• **DATA EXTRACT**:
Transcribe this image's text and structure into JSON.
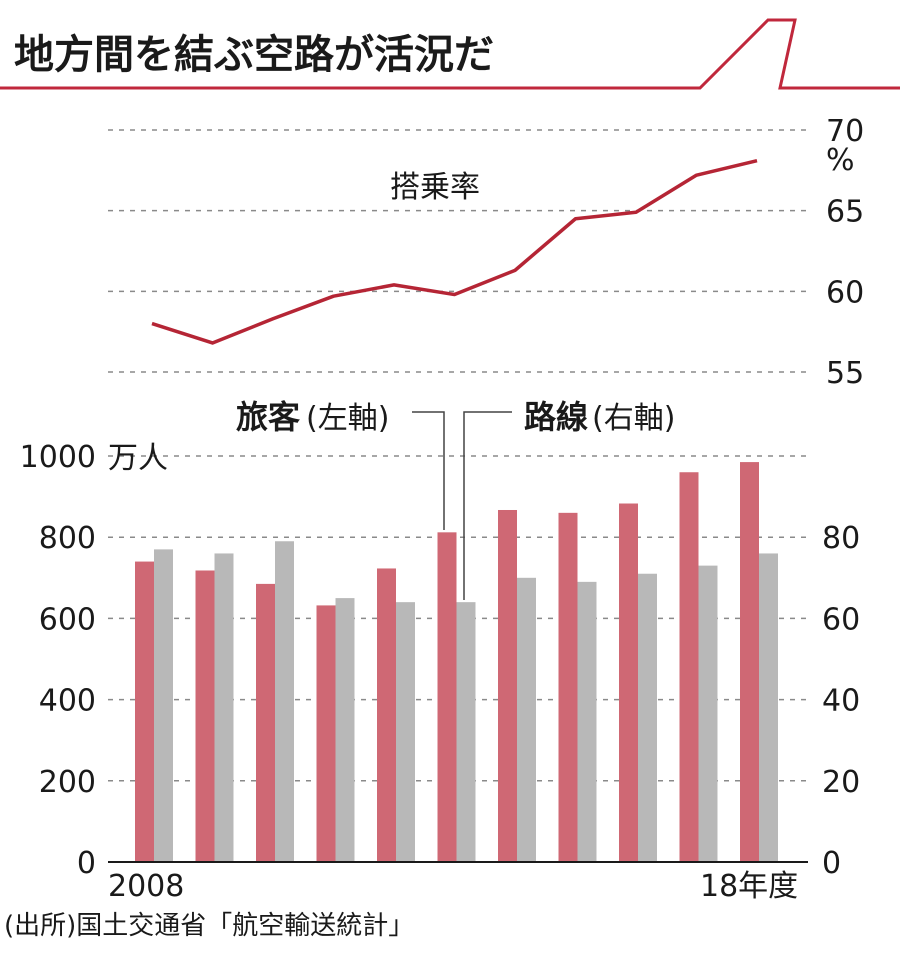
{
  "chart_data": {
    "title": "地方間を結ぶ空路が活況だ",
    "colors": {
      "accent": "#c0283c",
      "bar_passengers": "#cf6874",
      "bar_routes": "#b8b8b8",
      "line": "#b52535"
    },
    "x": {
      "first_label": "2008",
      "last_label": "18年度",
      "count": 11
    },
    "line": {
      "type": "line",
      "label": "搭乗率",
      "unit": "%",
      "ylim": [
        55,
        70
      ],
      "ticks": [
        "70",
        "65",
        "60",
        "55"
      ],
      "values": [
        58.0,
        56.8,
        58.3,
        59.7,
        60.4,
        59.8,
        61.3,
        64.5,
        64.9,
        67.2,
        68.1
      ]
    },
    "bars": {
      "type": "bar",
      "left_unit": "万人",
      "left_ylim": [
        0,
        1000
      ],
      "left_ticks": [
        "1000",
        "800",
        "600",
        "400",
        "200",
        "0"
      ],
      "right_ylim": [
        0,
        100
      ],
      "right_ticks": [
        "80",
        "60",
        "40",
        "20",
        "0"
      ],
      "series": [
        {
          "name": "旅客",
          "axis_note": "(左軸)",
          "axis": "left",
          "values": [
            740,
            718,
            685,
            632,
            723,
            812,
            867,
            860,
            883,
            960,
            985
          ]
        },
        {
          "name": "路線",
          "axis_note": "(右軸)",
          "axis": "right",
          "values": [
            77,
            76,
            79,
            65,
            64,
            64,
            70,
            69,
            71,
            73,
            76
          ]
        }
      ]
    },
    "source": "(出所)国土交通省「航空輸送統計」"
  }
}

• **EXERCISE GOAL**: Pictures are excluded; output everything else in the data verbatim.

• **SOLVED PROBLEM**:
Transcribe this image's text and structure into JSON.
{
  "chart_data": {
    "title": "地方間を結ぶ空路が活況だ",
    "colors": {
      "accent": "#c0283c",
      "bar_passengers": "#cf6874",
      "bar_routes": "#b8b8b8",
      "line": "#b52535"
    },
    "x": {
      "first_label": "2008",
      "last_label": "18年度",
      "count": 11
    },
    "line": {
      "type": "line",
      "label": "搭乗率",
      "unit": "%",
      "ylim": [
        55,
        70
      ],
      "ticks": [
        "70",
        "65",
        "60",
        "55"
      ],
      "values": [
        58.0,
        56.8,
        58.3,
        59.7,
        60.4,
        59.8,
        61.3,
        64.5,
        64.9,
        67.2,
        68.1
      ]
    },
    "bars": {
      "type": "bar",
      "left_unit": "万人",
      "left_ylim": [
        0,
        1000
      ],
      "left_ticks": [
        "1000",
        "800",
        "600",
        "400",
        "200",
        "0"
      ],
      "right_ylim": [
        0,
        100
      ],
      "right_ticks": [
        "80",
        "60",
        "40",
        "20",
        "0"
      ],
      "series": [
        {
          "name": "旅客",
          "axis_note": "(左軸)",
          "axis": "left",
          "values": [
            740,
            718,
            685,
            632,
            723,
            812,
            867,
            860,
            883,
            960,
            985
          ]
        },
        {
          "name": "路線",
          "axis_note": "(右軸)",
          "axis": "right",
          "values": [
            77,
            76,
            79,
            65,
            64,
            64,
            70,
            69,
            71,
            73,
            76
          ]
        }
      ]
    },
    "source": "(出所)国土交通省「航空輸送統計」"
  }
}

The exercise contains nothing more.